**Written task**.
All lines featuring the string "with" are to be listed.
::: The records :::
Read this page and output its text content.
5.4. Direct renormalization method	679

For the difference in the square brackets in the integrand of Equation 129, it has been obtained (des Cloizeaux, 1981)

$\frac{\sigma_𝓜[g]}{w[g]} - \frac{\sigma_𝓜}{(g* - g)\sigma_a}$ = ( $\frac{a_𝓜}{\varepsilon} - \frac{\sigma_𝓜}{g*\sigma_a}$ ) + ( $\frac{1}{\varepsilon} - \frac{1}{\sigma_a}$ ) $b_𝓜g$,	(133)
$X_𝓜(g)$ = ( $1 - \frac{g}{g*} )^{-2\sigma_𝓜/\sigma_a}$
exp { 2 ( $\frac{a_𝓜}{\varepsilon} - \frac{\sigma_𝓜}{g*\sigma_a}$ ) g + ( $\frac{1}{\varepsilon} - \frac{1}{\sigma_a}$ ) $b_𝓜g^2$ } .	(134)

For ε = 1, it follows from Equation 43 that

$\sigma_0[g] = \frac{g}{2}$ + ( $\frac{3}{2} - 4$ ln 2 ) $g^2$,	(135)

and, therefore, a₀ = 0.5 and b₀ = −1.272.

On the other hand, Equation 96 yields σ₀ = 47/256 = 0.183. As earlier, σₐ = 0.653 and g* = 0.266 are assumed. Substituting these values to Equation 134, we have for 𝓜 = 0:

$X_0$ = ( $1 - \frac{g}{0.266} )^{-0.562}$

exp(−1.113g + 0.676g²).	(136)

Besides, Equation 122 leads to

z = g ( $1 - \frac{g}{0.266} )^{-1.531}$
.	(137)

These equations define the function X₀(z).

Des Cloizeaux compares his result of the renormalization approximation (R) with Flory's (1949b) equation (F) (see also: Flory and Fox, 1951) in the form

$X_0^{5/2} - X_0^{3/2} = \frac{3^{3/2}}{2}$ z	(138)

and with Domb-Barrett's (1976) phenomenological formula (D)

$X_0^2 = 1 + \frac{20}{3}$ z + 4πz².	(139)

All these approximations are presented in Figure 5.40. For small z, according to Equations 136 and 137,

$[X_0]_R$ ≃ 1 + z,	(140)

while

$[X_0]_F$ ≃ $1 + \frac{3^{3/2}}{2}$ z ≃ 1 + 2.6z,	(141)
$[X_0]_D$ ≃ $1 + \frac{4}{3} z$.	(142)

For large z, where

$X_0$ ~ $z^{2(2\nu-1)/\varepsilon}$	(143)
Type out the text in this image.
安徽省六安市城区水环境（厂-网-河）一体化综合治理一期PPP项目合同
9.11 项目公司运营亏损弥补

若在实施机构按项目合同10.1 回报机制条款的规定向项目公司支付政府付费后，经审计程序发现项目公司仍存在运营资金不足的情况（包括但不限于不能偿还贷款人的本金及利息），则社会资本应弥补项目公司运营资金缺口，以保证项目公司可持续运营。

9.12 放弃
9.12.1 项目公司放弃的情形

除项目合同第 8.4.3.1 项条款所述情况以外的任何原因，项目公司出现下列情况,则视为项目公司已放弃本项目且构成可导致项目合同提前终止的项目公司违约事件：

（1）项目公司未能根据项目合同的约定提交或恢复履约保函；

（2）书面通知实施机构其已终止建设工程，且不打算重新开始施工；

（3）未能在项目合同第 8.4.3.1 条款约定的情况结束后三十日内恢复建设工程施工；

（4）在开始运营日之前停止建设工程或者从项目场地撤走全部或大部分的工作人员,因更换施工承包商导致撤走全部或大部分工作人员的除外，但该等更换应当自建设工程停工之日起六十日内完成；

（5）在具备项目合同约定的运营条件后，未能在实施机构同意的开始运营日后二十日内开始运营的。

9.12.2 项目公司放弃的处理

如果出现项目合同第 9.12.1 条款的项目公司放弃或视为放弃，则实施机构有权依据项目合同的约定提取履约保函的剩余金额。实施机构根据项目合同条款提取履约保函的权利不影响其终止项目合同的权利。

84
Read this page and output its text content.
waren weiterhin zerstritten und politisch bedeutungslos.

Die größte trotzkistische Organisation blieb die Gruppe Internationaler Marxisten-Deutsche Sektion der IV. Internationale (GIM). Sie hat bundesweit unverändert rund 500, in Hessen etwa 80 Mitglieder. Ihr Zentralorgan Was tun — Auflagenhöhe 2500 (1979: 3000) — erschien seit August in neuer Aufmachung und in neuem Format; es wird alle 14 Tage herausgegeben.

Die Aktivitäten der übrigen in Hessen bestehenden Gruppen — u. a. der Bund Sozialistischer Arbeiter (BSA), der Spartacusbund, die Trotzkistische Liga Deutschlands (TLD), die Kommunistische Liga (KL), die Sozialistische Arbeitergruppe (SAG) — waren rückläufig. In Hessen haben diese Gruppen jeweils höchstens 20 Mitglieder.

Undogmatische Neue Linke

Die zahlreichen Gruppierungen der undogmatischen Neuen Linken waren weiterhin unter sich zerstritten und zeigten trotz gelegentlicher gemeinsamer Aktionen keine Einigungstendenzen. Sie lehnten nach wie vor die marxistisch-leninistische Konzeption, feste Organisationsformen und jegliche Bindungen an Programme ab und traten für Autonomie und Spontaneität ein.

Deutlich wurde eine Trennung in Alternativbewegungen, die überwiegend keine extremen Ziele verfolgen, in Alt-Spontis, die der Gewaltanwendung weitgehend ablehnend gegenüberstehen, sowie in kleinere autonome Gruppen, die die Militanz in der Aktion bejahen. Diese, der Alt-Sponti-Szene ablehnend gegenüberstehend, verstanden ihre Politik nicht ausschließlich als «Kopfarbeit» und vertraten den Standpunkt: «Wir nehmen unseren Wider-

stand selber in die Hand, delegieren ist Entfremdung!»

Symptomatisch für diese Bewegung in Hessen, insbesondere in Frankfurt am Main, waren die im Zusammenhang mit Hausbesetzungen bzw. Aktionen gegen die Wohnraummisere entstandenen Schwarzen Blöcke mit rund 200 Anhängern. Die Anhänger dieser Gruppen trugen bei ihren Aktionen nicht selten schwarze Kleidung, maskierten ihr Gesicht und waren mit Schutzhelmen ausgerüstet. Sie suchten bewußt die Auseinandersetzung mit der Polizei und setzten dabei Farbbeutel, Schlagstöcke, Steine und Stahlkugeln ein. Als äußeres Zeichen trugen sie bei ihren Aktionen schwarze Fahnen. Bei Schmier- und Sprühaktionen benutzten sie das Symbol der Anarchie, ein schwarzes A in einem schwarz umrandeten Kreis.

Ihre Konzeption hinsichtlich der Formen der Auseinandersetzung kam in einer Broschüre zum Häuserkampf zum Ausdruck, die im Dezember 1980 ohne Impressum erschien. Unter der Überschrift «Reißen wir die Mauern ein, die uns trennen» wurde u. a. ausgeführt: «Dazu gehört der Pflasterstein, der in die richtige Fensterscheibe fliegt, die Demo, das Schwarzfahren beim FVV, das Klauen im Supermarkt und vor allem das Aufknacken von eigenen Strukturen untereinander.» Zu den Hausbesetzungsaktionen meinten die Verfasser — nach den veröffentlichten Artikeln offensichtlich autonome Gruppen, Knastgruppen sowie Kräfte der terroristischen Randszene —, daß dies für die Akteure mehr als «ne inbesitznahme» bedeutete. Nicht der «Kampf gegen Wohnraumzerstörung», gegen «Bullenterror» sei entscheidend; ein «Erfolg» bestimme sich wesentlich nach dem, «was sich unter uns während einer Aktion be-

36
:::
**Correct result**.
Des Cloizeaux compares his result of the renormalization approximation (R) with Flory's (1949b) equation (F) (see also: Flory and Fox, 1951) in the form
and with Domb-Barrett's (1976) phenomenological formula (D)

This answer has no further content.